── Text block ──

- Born: United States
- Education: California State University (BS), University of Texas (PhD), University of British Columbia (Postdoctoral Fellowship)
- Known for: Chromatin, Chromosomes, Genome integrity, developmental mechanisms and regulation in eukaryotic systems, eukaryotic cell biology.
- Awards: National Academy of Science, Genetics Society of America (president), Drosophila Genome Project, American Association for the Advancement of Science, National Drosophila Board, Distinguished Professor at University of Indiana, Conklin Medalist Award, American Academy of Arts and Sciences, George W. Beadle Medal Award.
- Scientific career
- Fields: Genetics
- Institutions: Indiana University

= Thomas Kaufman =

American geneticist

Thomas Charles Kaufman is an American geneticist. He is known for his work on the zeste-white region of the Drosophila X chromosome. He is currently a distinguished professor of biology at Indiana University, where he conducts his current research on Homeotic Genes in evolution and development.

== Early life and education ==
Kaufman enrolled in California State University at Northridge in 1962. There he joined the laboratory of George Lefevre. This inspired Kaufman to pursue a career in genetics and to use the Drosophila as his model system of choice. Kaufman attained his PhD from the University of Texas in 1970. While there he did his graduate work with Burke Judd. His work focused on saturation mutagenesis as well as the developmental genetics of the Zeste- White region of the Drosophila X Chromosome. This research became a classic study in genetics. The purpose was to test the “one gene – one band” hypothesis. Their results helped to estimate the size of the Drosophila genome long before gene sequencing was a thing. Kaufman went on to join David Suzuki’s group at the University of British Columbia. He served as a postdoctoral associate, and their research involved temperature sensitive mutations.

───
── Stored data ──

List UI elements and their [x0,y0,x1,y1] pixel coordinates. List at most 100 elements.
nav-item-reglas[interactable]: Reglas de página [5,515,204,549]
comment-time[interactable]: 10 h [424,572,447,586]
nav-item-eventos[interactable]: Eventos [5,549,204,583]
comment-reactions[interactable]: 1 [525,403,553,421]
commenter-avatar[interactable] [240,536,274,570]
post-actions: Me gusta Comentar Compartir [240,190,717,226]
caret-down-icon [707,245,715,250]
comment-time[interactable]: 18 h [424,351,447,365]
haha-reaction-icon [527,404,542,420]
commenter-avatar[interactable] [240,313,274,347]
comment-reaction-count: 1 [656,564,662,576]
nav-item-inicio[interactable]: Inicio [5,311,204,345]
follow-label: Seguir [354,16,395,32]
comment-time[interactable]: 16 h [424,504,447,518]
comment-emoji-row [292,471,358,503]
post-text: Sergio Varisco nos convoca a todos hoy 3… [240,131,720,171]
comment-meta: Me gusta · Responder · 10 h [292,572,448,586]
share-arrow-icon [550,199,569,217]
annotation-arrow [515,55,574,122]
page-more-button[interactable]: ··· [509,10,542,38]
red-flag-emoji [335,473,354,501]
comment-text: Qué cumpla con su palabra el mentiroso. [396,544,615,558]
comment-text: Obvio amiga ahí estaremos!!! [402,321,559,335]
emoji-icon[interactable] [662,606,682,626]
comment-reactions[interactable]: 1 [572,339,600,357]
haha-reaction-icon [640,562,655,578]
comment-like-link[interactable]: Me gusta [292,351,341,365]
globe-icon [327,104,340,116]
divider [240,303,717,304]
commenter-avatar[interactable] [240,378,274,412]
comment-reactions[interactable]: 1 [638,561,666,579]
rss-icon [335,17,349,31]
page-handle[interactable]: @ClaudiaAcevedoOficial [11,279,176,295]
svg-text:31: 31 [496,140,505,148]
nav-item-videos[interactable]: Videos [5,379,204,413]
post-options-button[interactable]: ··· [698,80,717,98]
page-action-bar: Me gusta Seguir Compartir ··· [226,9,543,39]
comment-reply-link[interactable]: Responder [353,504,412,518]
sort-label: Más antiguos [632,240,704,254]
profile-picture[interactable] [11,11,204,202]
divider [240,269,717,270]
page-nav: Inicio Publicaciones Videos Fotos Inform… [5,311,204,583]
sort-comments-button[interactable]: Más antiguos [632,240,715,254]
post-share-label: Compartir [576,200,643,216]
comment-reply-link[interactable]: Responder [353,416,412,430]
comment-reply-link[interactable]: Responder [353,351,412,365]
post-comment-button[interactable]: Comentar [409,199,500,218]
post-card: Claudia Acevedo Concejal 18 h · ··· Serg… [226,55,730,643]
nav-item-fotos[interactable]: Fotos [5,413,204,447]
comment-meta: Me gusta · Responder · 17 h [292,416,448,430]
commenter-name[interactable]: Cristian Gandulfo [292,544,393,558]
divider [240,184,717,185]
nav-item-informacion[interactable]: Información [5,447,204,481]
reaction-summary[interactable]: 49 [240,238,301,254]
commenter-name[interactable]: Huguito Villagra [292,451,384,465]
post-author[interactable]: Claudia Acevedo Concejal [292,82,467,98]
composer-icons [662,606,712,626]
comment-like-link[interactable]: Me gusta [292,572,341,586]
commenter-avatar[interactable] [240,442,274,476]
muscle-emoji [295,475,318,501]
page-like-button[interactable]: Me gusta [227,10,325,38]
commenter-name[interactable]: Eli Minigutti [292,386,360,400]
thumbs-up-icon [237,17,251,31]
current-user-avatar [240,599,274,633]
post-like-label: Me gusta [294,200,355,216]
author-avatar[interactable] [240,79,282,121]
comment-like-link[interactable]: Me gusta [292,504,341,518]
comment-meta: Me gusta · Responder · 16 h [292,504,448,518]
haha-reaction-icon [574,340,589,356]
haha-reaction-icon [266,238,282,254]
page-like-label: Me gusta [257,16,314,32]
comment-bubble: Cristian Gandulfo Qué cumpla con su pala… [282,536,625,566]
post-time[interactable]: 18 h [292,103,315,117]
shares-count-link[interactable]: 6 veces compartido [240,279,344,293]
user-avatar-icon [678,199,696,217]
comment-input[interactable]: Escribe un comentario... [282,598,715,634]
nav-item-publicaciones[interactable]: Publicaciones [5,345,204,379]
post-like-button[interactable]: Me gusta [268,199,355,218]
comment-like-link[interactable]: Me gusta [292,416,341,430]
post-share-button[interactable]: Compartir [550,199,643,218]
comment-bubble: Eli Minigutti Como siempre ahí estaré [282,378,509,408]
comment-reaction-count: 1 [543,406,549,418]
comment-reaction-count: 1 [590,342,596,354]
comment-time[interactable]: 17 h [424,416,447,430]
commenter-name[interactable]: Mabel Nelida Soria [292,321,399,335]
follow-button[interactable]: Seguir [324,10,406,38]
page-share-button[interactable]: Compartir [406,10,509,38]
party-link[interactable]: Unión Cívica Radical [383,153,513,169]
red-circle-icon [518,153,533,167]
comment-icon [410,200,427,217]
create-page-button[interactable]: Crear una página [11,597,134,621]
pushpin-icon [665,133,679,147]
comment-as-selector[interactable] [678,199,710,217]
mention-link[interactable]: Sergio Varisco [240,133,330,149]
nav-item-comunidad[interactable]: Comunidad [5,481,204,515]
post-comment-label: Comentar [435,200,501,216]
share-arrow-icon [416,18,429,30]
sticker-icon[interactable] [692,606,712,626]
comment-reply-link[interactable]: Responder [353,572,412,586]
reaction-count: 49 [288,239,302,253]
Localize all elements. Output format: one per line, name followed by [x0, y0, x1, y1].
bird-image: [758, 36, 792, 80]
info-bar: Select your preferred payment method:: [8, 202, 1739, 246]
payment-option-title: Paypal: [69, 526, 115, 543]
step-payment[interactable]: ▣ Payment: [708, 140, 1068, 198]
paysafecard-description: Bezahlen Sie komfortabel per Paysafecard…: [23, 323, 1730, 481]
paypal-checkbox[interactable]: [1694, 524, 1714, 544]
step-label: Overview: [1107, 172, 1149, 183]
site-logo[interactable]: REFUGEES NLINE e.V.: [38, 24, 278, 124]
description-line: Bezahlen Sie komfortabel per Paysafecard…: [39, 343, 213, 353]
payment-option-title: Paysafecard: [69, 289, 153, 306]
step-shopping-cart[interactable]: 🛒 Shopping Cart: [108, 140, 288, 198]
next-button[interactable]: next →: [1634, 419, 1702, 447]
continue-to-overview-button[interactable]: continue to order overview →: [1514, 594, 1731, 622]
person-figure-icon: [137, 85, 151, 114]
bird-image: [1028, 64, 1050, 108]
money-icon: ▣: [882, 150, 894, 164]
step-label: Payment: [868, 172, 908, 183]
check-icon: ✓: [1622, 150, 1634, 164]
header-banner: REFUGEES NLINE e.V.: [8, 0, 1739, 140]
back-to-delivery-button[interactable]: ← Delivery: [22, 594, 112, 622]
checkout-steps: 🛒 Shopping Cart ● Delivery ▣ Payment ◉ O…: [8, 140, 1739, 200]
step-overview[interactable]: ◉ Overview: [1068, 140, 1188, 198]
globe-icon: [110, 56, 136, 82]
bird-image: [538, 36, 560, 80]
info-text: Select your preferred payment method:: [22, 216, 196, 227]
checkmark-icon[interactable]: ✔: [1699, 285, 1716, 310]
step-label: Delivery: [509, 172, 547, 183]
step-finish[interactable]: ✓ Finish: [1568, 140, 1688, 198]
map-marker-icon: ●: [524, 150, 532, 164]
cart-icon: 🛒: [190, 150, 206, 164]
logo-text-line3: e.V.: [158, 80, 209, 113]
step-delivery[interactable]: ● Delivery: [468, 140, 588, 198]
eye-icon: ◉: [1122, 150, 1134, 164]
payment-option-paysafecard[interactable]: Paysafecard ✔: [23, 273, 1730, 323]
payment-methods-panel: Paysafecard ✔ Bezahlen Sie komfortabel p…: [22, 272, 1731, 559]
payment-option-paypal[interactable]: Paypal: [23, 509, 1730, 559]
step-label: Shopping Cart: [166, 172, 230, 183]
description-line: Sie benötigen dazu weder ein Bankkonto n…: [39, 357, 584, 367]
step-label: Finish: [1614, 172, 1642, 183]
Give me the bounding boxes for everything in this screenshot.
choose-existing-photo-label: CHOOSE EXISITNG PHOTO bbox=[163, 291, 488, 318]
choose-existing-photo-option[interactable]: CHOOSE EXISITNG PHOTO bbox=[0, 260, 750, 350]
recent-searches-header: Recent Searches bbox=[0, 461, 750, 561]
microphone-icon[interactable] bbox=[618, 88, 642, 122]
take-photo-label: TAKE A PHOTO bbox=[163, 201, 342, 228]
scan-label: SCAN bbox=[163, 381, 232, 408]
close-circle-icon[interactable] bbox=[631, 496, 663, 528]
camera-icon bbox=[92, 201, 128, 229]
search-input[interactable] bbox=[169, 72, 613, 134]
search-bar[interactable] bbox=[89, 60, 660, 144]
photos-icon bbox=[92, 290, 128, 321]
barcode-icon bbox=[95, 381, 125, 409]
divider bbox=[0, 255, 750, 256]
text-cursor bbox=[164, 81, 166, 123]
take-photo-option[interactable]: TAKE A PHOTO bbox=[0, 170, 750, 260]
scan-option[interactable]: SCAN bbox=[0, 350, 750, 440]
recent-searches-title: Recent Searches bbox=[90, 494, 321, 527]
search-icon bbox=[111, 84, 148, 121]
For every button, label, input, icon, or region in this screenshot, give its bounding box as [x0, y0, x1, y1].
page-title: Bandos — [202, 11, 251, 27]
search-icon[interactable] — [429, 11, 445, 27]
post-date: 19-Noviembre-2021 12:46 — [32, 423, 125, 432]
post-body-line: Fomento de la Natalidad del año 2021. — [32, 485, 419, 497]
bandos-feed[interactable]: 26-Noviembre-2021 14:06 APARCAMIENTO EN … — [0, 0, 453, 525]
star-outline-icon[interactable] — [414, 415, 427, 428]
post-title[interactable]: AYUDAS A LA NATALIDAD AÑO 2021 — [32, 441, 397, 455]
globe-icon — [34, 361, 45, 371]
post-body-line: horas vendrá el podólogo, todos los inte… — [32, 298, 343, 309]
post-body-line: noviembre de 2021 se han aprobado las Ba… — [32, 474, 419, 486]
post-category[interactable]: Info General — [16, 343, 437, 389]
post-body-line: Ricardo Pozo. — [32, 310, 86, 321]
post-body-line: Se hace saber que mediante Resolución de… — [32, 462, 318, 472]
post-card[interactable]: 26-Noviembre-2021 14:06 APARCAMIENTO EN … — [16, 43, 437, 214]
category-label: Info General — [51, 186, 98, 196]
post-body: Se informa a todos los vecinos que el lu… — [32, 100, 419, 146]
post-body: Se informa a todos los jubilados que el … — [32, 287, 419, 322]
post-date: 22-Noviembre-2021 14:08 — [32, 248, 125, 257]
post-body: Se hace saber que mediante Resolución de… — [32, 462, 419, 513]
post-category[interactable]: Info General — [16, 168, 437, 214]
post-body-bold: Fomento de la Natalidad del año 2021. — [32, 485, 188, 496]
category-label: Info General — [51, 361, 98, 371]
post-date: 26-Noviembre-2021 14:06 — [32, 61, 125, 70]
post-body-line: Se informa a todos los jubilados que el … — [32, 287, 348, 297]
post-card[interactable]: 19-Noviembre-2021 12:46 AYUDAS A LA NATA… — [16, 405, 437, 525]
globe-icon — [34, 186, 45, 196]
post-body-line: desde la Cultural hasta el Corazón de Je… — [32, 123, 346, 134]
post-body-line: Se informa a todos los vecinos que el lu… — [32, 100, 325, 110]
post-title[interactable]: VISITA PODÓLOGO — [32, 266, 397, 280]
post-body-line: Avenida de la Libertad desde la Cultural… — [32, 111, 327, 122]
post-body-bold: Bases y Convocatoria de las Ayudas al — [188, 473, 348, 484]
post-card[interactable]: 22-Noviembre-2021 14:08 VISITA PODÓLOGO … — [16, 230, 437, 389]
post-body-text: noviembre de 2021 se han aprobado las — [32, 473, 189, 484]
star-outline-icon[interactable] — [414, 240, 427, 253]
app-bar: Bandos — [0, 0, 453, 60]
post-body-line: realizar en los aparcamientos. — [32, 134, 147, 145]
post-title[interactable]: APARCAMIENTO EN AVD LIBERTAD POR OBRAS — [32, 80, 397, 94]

───

* **Questions to answer**
A - In the Thomas Kaufman biography, in what year did Kaufman receive his PhD from the University of Texas?
B - Copy the Thomas Kaufman biography word for word from "Thomas Charles Kaufman" to "evolution and development.".

* **Task-by-task solutions**
A - 1970

B -
Thomas Charles Kaufman is an American geneticist. He is known for his work on the zeste-white region of the Drosophila X chromosome. He is currently a distinguished professor of biology at Indiana University, where he conducts his current research on Homeotic Genes in evolution and development.